**ДАННЫЙ ОТРЫВОК**
────────────────────────────────────────
Нас интересует специфическая американская позиция в вопросе комического, совершенно так же как интересны толкования Канта и Бергсона, прежде всего как лично и социально обоснованные "документы эпохи", а не всеобъемлющие истины и теории смешного, объективно объемлющие до смешного малые области истолкования[ii].
Поэтому для нашей цели станем подыскивать наиболее американский тип источника теоретического изложения основ комического.
В поисках "немецкого" подхода к смешному мы кинулись бы к метафизикам. В поисках "английского" подхода мы обратились бы к эссеистам, устами Мередита[iii] полагающим юмор привилегией избранных умов. И т. д. И т. д.
Подыскивая "американский" подход и наиболее "американское" понимание юмора, мы пойдем не к метафизикам, не к иронистам, не к философам или эссеистам.
Мы пойдем к... практикам.
Американский прагматизм в философии отразил это жадное искание прежде всего прикладно полезного -- во всем, что интересует американца.
Отсюда бесчисленное количество книг по методике "обработки людей посредством юмора".
Я прочел не один десяток страниц о том, как можно посредством остроумия поднять интерес к докладу или проповеди; о том, как посредством юмора увеличить сумму пожертвований в пользу церкви во время обхода верующих с блюдом в руках; о том, как серией умелых шуток хороший коммивояжер вовлекает покупателя в приобретение вовсе ему не нужного пылесоса или стиральной машины.
Рецептура крепка, безошибочна, действенна.
Все сводится к той или иной форме подкупающей лести, если не просто к более примитивным формам обыкновенного подкупа!
Иногда рецептура снабжена кратким теоретическим обоснованием.
Именно из такой чисто американской книги я и процитирую, вероятно, наиболее американское понимание основ привлекательности юмора.
Мы увидим, что наиболее американский, несмотря на все свое международное значение, комик своей методикой целиком подпадает под это толкование.
Я не буду стесняться количеством цитат. Помимо самого их содержания сам факт издания подобной книги и подобных книг -- ярчайший документ "американизма", который ответно порождает ту особенную форму комической методики, помогающей бегству от природы "американизма" именно подобного типа.
Книга написана в 1925 году проф. Х. Э. Оверстритом, главой отделения философии колледжа города Нью-Йорка.
────────────────────────────────────────
**ЧТО НУЖНО СДЕЛАТЬ**
В каком году, согласно отрывку, написал свою книгу профессор Х. Э. Оверстрит?

**СОБРАННЫЕ МАТЕРИАЛЫ**
────────────────────────────────────────
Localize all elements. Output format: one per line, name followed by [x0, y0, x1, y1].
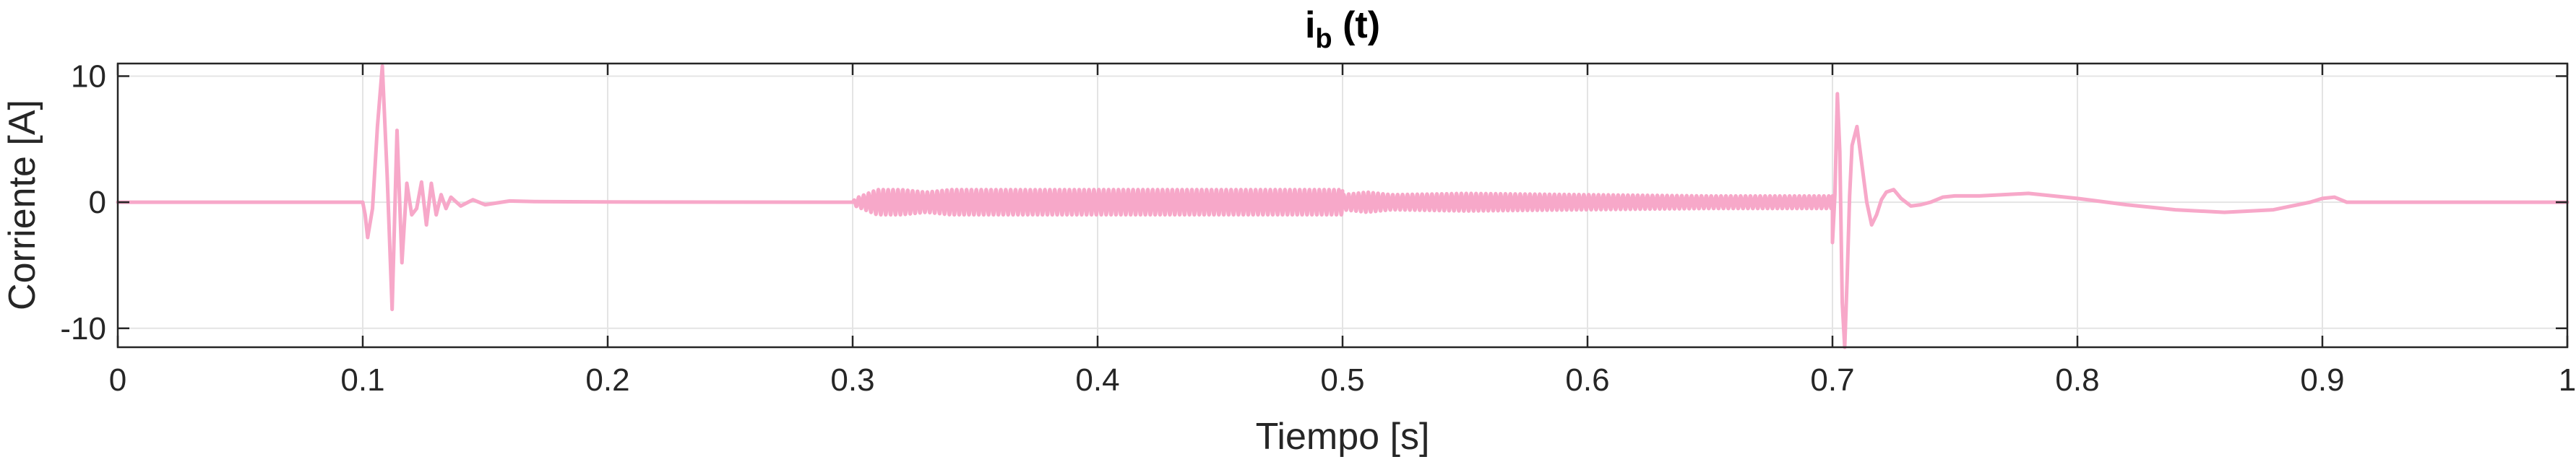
────────────────────────────────────────
**ГОТОВОЕ РЕШЕНИЕ**
В 1925 году.